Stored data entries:

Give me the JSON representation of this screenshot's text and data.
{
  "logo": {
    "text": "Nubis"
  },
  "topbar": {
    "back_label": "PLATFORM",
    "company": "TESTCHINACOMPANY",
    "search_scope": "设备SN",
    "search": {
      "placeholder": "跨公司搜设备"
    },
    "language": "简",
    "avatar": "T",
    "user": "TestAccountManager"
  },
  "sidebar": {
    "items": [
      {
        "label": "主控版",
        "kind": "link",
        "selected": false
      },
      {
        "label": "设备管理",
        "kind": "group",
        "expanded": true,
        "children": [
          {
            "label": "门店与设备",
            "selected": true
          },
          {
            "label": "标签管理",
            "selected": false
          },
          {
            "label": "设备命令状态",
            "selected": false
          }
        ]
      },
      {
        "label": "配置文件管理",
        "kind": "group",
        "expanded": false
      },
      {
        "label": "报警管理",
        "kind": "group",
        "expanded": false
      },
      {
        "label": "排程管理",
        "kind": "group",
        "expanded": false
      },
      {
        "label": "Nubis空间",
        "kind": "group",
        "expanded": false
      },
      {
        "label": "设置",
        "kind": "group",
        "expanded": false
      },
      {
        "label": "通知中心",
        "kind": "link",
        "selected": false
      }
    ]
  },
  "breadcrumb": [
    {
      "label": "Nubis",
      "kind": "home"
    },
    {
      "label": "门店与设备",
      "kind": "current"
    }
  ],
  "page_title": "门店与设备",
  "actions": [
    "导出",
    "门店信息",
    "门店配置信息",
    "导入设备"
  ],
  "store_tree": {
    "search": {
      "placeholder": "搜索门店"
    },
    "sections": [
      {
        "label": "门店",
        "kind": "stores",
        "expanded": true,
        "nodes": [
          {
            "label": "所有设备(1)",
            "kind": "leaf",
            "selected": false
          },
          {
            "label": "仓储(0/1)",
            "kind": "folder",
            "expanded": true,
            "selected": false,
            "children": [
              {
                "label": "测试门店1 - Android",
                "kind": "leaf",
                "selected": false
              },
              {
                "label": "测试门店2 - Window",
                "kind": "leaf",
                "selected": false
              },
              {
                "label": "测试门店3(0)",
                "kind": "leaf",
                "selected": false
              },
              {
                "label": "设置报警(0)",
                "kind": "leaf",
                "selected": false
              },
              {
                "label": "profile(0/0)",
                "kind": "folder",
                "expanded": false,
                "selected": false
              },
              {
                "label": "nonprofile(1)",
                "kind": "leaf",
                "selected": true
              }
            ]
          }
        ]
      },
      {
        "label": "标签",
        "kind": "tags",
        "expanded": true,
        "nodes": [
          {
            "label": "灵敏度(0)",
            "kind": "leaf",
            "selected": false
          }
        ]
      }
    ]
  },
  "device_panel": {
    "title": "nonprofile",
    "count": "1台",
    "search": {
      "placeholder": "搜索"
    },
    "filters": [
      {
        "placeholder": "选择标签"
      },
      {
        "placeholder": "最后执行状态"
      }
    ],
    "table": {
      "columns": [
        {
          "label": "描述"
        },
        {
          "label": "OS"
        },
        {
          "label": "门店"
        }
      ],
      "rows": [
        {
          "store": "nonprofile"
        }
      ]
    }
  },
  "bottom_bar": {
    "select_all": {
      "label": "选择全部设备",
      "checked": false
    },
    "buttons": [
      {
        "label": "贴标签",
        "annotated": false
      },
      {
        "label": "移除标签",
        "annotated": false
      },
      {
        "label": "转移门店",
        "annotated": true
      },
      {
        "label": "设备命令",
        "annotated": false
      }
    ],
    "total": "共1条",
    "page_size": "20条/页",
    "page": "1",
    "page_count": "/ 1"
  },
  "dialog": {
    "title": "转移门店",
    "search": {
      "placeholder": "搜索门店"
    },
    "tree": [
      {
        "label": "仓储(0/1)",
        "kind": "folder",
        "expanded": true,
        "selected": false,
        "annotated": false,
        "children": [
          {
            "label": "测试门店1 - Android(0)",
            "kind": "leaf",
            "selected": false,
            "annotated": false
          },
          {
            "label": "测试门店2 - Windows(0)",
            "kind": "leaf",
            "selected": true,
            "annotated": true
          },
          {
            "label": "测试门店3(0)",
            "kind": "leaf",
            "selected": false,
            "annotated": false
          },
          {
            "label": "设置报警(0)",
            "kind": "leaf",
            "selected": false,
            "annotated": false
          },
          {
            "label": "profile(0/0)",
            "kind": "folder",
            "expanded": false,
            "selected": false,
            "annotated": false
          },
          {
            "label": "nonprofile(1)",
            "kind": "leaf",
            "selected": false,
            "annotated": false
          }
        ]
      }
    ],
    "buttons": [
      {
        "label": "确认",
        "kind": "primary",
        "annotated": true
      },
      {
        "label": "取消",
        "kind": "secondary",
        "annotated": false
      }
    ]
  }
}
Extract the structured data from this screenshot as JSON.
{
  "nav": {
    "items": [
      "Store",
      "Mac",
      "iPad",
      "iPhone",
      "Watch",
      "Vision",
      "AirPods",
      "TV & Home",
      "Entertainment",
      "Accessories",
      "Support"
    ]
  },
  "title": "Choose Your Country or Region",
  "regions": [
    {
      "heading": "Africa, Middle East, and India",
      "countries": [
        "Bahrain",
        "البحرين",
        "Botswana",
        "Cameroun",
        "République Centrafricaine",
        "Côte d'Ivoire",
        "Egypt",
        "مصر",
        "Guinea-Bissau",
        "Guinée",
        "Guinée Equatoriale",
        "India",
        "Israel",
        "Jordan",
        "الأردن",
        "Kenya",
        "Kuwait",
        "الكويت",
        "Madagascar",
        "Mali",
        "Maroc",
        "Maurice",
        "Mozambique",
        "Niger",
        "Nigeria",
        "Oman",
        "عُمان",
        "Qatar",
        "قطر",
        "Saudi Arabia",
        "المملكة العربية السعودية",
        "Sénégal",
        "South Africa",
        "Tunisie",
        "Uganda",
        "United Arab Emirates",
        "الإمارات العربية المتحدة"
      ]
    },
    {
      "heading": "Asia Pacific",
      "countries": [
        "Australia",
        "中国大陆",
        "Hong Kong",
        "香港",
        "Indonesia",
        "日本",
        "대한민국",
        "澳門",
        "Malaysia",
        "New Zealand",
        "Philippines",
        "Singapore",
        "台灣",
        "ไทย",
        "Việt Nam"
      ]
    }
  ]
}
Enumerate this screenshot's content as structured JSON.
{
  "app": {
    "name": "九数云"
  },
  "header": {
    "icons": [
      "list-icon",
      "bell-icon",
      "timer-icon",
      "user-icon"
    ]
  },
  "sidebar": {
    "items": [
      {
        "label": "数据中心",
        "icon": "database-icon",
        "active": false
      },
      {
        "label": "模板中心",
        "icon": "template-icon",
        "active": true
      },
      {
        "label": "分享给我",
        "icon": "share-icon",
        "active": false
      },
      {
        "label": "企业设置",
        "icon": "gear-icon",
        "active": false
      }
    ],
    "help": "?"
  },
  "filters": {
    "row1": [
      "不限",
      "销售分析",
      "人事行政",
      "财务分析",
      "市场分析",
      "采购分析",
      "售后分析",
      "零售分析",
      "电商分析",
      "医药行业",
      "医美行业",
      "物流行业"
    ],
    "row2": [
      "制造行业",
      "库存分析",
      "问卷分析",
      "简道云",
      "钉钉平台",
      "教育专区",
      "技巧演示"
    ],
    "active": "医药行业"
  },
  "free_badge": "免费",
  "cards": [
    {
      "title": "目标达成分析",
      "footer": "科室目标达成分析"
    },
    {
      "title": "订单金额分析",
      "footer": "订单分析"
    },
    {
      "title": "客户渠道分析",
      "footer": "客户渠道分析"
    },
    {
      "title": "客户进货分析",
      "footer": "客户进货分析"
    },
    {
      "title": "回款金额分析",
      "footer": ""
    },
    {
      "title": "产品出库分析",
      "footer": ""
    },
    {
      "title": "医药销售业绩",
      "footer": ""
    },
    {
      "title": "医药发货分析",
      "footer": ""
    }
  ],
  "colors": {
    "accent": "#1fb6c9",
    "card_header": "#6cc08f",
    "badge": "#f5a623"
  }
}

## Exercise instructions
Only lines that contain the word "门店与设备" are wanted; copy each of them.

## Final result
            "label": "门店与设备",
      "label": "门店与设备",
  "page_title": "门店与设备",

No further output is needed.